RECORDS FOR PROCESSING
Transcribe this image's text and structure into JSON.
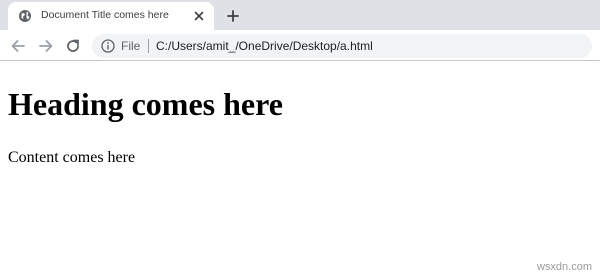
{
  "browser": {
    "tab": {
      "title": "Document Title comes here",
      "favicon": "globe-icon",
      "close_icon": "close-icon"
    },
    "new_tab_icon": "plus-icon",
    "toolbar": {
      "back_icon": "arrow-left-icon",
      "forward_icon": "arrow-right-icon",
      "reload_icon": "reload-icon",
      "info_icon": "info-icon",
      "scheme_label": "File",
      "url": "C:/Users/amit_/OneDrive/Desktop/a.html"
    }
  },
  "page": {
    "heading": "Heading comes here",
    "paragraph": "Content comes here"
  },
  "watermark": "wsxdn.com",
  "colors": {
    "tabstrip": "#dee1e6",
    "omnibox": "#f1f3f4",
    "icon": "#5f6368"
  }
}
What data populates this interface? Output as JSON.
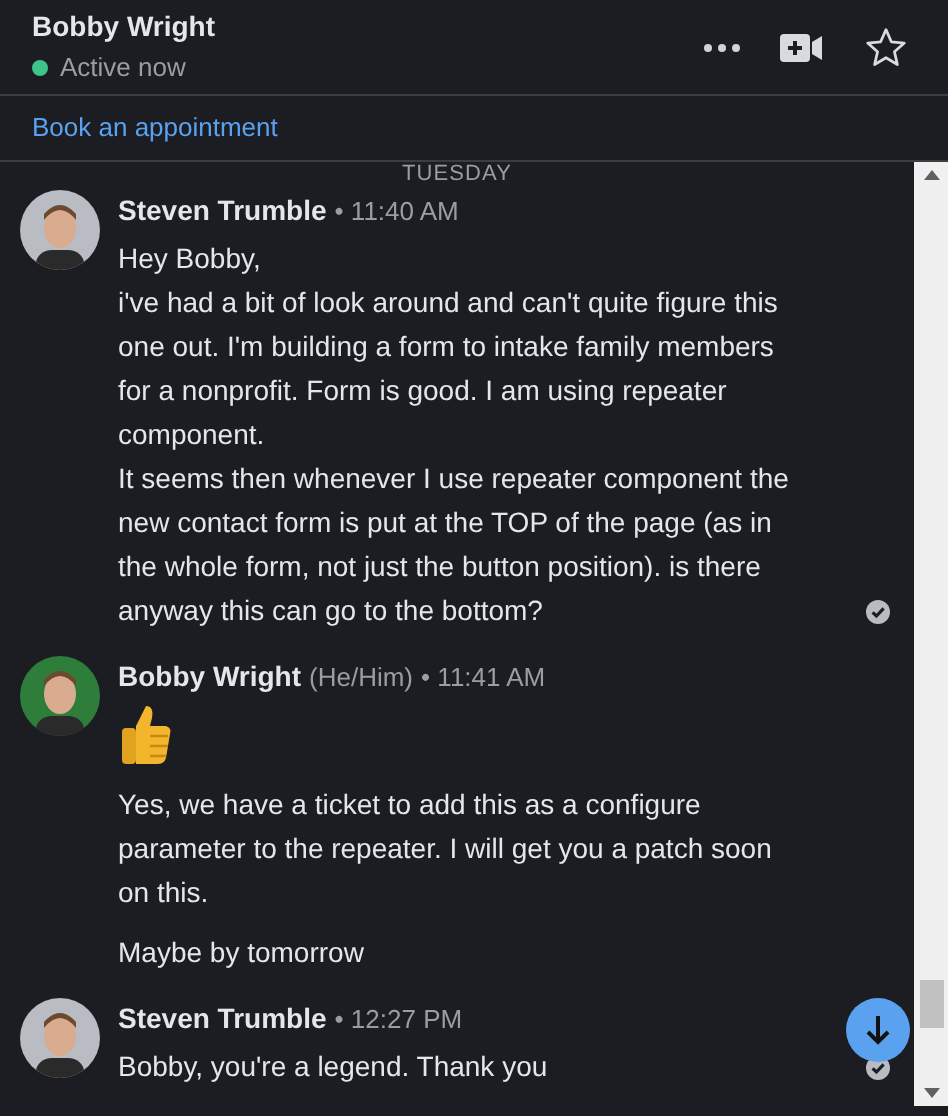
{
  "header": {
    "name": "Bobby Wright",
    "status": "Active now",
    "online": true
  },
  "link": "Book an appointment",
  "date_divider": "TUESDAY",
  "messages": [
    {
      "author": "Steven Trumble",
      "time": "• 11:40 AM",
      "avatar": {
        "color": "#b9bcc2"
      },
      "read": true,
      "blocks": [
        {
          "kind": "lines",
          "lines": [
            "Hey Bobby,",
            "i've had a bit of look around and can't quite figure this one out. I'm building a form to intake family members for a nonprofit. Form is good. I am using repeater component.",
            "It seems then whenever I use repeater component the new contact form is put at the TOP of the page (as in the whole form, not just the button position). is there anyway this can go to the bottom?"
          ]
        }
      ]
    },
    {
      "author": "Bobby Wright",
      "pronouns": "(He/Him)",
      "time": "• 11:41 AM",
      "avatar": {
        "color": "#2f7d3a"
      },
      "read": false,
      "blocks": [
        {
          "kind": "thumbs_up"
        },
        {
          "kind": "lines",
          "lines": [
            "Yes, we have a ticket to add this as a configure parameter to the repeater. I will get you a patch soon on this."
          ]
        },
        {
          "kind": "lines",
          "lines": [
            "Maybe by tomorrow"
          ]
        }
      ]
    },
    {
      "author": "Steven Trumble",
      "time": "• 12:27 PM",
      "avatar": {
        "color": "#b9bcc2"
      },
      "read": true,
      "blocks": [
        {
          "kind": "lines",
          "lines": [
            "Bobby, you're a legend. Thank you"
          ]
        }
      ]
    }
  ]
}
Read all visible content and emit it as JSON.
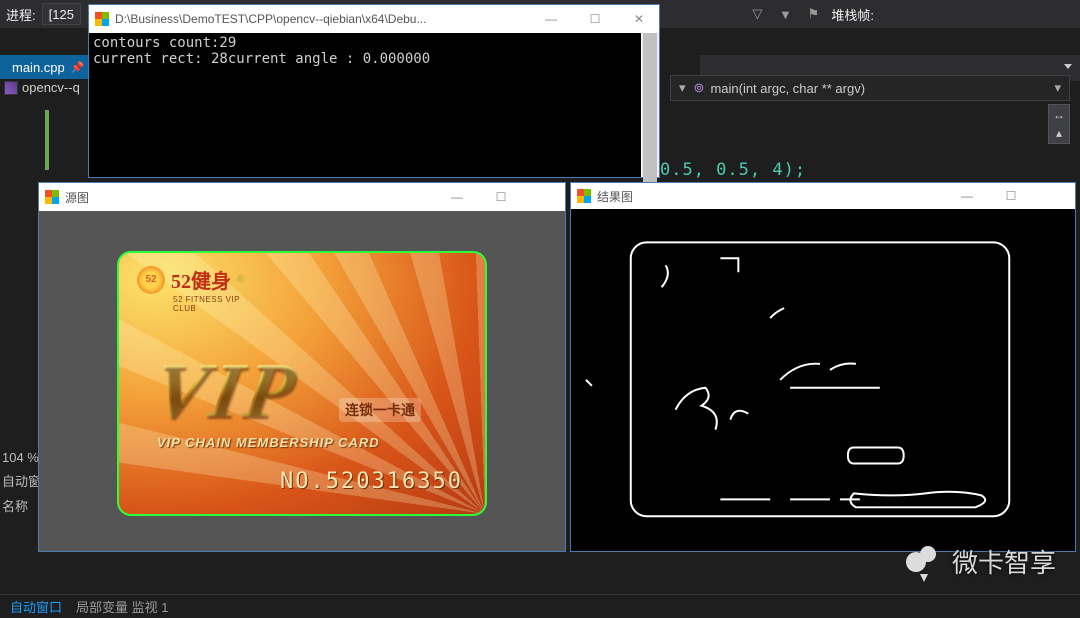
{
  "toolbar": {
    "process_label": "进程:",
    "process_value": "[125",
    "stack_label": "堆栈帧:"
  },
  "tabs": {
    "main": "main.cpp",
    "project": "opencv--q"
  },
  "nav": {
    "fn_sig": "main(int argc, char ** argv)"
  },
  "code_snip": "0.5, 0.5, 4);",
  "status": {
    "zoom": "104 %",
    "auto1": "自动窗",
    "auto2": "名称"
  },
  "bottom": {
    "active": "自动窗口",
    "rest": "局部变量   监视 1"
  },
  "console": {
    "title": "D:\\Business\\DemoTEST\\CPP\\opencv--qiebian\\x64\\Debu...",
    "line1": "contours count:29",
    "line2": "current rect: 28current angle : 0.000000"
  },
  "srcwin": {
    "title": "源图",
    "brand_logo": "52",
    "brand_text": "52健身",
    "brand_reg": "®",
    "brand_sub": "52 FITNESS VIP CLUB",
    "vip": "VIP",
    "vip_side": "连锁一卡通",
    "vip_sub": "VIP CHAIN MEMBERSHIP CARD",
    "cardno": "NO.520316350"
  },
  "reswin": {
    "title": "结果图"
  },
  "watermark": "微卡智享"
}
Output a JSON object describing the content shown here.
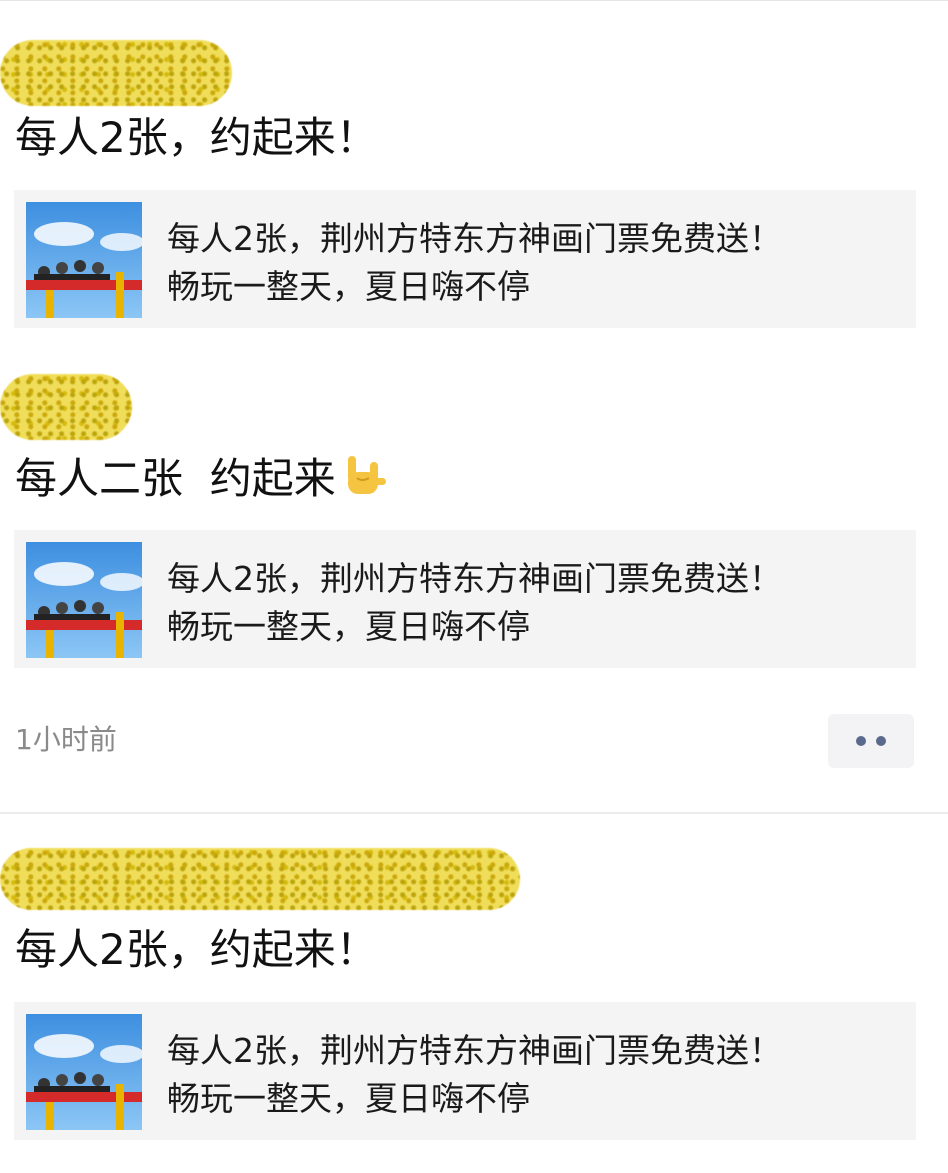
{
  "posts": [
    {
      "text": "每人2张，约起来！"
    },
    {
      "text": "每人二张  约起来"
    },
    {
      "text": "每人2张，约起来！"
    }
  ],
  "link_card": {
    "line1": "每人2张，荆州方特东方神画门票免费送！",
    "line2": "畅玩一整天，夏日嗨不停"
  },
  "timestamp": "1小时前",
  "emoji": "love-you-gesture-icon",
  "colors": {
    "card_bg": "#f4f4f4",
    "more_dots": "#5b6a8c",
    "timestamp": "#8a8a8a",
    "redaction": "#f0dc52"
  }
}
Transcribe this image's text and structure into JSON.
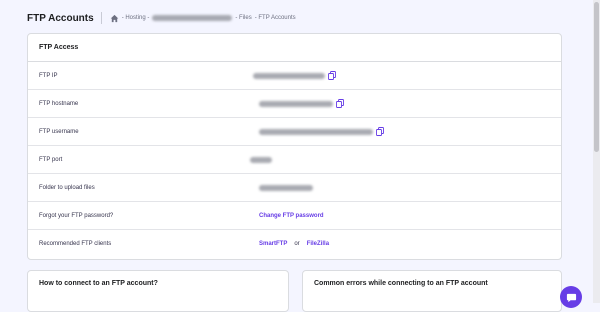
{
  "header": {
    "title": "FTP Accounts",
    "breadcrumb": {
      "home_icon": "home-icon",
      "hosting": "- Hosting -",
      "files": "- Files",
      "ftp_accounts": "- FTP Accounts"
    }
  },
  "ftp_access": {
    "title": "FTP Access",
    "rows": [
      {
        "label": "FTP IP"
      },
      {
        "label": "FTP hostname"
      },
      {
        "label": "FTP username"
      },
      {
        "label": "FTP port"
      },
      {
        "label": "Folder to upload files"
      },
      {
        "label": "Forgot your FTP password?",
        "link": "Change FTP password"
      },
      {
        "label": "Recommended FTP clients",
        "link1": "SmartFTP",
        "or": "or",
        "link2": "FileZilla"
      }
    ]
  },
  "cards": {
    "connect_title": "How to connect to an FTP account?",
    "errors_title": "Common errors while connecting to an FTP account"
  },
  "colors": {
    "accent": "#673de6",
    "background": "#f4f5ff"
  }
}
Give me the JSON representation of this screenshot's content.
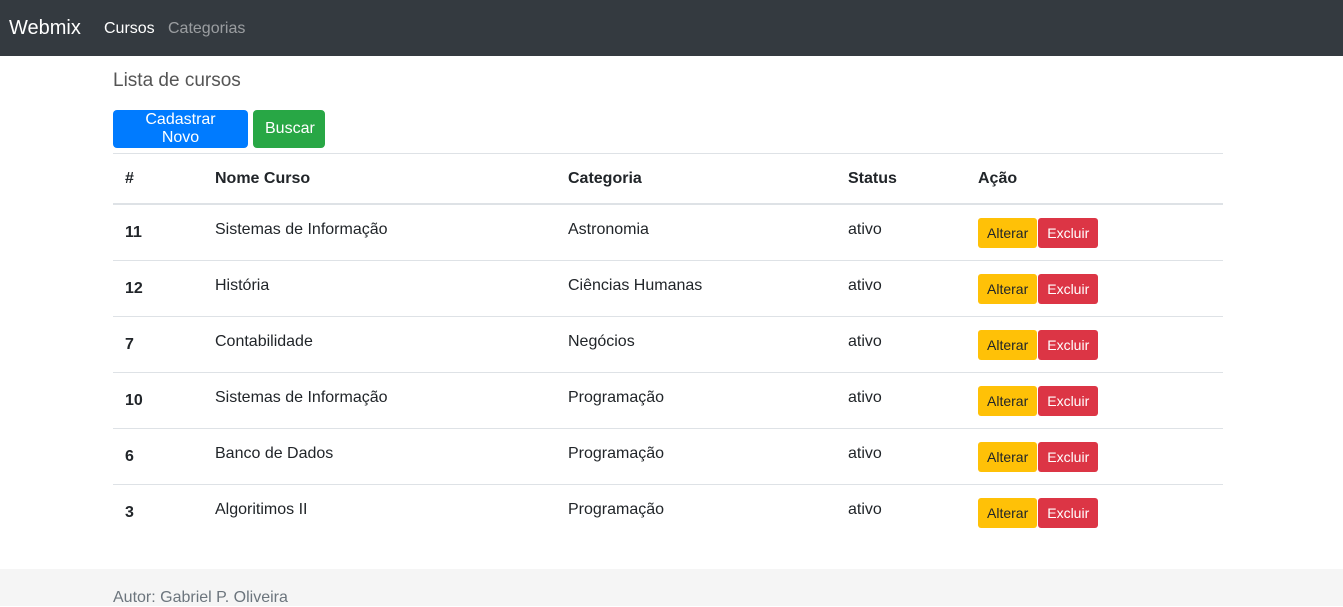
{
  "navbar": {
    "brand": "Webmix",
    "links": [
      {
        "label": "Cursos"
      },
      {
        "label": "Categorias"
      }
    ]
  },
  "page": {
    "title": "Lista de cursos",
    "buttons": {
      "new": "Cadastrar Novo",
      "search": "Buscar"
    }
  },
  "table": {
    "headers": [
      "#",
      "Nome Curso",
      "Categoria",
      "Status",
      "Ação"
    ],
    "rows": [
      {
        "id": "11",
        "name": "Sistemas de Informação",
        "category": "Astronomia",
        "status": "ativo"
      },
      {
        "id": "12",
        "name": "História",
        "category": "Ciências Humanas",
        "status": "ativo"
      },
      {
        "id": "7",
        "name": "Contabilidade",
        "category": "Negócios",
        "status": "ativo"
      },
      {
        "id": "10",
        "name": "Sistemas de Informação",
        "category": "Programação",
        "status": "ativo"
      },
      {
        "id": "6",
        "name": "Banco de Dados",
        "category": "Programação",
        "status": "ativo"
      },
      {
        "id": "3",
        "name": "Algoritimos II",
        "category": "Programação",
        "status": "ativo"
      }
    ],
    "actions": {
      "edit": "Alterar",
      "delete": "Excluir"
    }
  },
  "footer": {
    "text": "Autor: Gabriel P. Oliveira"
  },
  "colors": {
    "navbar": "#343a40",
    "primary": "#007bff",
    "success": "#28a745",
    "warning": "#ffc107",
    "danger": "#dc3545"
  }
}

EXERCISE GOAL
Go through the data above and find the lines with the word "comes". Copy each of those lines.

REPLY
      "title": "Document Title comes here",
    "heading": "Heading comes here",
    "paragraph": "Content comes here"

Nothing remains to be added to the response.